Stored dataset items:
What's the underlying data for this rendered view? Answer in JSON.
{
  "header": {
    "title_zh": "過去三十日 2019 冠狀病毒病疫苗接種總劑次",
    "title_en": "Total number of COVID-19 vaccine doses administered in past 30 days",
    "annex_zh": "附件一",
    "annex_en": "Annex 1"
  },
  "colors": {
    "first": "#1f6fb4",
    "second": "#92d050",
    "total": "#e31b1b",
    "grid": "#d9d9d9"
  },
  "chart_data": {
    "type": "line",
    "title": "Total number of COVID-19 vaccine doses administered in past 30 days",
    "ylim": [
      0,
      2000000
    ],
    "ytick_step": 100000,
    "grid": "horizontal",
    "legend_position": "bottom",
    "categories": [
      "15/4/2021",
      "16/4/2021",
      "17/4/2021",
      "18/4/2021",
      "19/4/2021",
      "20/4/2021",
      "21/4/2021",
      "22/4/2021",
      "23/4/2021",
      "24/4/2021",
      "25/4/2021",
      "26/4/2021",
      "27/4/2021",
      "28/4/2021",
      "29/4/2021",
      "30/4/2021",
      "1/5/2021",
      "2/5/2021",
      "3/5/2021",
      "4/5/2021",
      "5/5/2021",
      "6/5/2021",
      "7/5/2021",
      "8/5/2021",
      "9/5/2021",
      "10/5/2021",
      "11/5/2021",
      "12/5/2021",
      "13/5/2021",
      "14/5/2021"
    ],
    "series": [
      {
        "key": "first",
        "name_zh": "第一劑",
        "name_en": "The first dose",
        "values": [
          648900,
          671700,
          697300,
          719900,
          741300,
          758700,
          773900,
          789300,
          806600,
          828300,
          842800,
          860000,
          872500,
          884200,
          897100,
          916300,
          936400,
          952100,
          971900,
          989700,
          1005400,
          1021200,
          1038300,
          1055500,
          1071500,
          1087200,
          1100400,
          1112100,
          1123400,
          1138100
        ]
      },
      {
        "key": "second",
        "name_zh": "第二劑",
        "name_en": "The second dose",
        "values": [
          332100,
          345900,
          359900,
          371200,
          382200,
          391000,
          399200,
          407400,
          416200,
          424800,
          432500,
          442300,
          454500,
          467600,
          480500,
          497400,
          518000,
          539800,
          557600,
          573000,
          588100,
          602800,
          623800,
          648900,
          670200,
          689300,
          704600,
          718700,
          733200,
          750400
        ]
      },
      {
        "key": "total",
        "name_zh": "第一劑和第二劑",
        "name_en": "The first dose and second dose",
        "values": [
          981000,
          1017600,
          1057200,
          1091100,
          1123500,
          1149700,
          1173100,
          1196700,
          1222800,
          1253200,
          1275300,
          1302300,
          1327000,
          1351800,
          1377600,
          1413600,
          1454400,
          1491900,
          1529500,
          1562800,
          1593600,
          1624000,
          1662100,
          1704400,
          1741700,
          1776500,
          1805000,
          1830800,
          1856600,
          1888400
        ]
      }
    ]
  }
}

WHAT TO WORK ON
Each line of the material should be echoed exactly.

RESPONSE FOR THIS EXERCISE
What's the underlying data for this rendered view? Answer in JSON.
{
  "header": {
    "title_zh": "過去三十日 2019 冠狀病毒病疫苗接種總劑次",
    "title_en": "Total number of COVID-19 vaccine doses administered in past 30 days",
    "annex_zh": "附件一",
    "annex_en": "Annex 1"
  },
  "colors": {
    "first": "#1f6fb4",
    "second": "#92d050",
    "total": "#e31b1b",
    "grid": "#d9d9d9"
  },
  "chart_data": {
    "type": "line",
    "title": "Total number of COVID-19 vaccine doses administered in past 30 days",
    "ylim": [
      0,
      2000000
    ],
    "ytick_step": 100000,
    "grid": "horizontal",
    "legend_position": "bottom",
    "categories": [
      "15/4/2021",
      "16/4/2021",
      "17/4/2021",
      "18/4/2021",
      "19/4/2021",
      "20/4/2021",
      "21/4/2021",
      "22/4/2021",
      "23/4/2021",
      "24/4/2021",
      "25/4/2021",
      "26/4/2021",
      "27/4/2021",
      "28/4/2021",
      "29/4/2021",
      "30/4/2021",
      "1/5/2021",
      "2/5/2021",
      "3/5/2021",
      "4/5/2021",
      "5/5/2021",
      "6/5/2021",
      "7/5/2021",
      "8/5/2021",
      "9/5/2021",
      "10/5/2021",
      "11/5/2021",
      "12/5/2021",
      "13/5/2021",
      "14/5/2021"
    ],
    "series": [
      {
        "key": "first",
        "name_zh": "第一劑",
        "name_en": "The first dose",
        "values": [
          648900,
          671700,
          697300,
          719900,
          741300,
          758700,
          773900,
          789300,
          806600,
          828300,
          842800,
          860000,
          872500,
          884200,
          897100,
          916300,
          936400,
          952100,
          971900,
          989700,
          1005400,
          1021200,
          1038300,
          1055500,
          1071500,
          1087200,
          1100400,
          1112100,
          1123400,
          1138100
        ]
      },
      {
        "key": "second",
        "name_zh": "第二劑",
        "name_en": "The second dose",
        "values": [
          332100,
          345900,
          359900,
          371200,
          382200,
          391000,
          399200,
          407400,
          416200,
          424800,
          432500,
          442300,
          454500,
          467600,
          480500,
          497400,
          518000,
          539800,
          557600,
          573000,
          588100,
          602800,
          623800,
          648900,
          670200,
          689300,
          704600,
          718700,
          733200,
          750400
        ]
      },
      {
        "key": "total",
        "name_zh": "第一劑和第二劑",
        "name_en": "The first dose and second dose",
        "values": [
          981000,
          1017600,
          1057200,
          1091100,
          1123500,
          1149700,
          1173100,
          1196700,
          1222800,
          1253200,
          1275300,
          1302300,
          1327000,
          1351800,
          1377600,
          1413600,
          1454400,
          1491900,
          1529500,
          1562800,
          1593600,
          1624000,
          1662100,
          1704400,
          1741700,
          1776500,
          1805000,
          1830800,
          1856600,
          1888400
        ]
      }
    ]
  }
}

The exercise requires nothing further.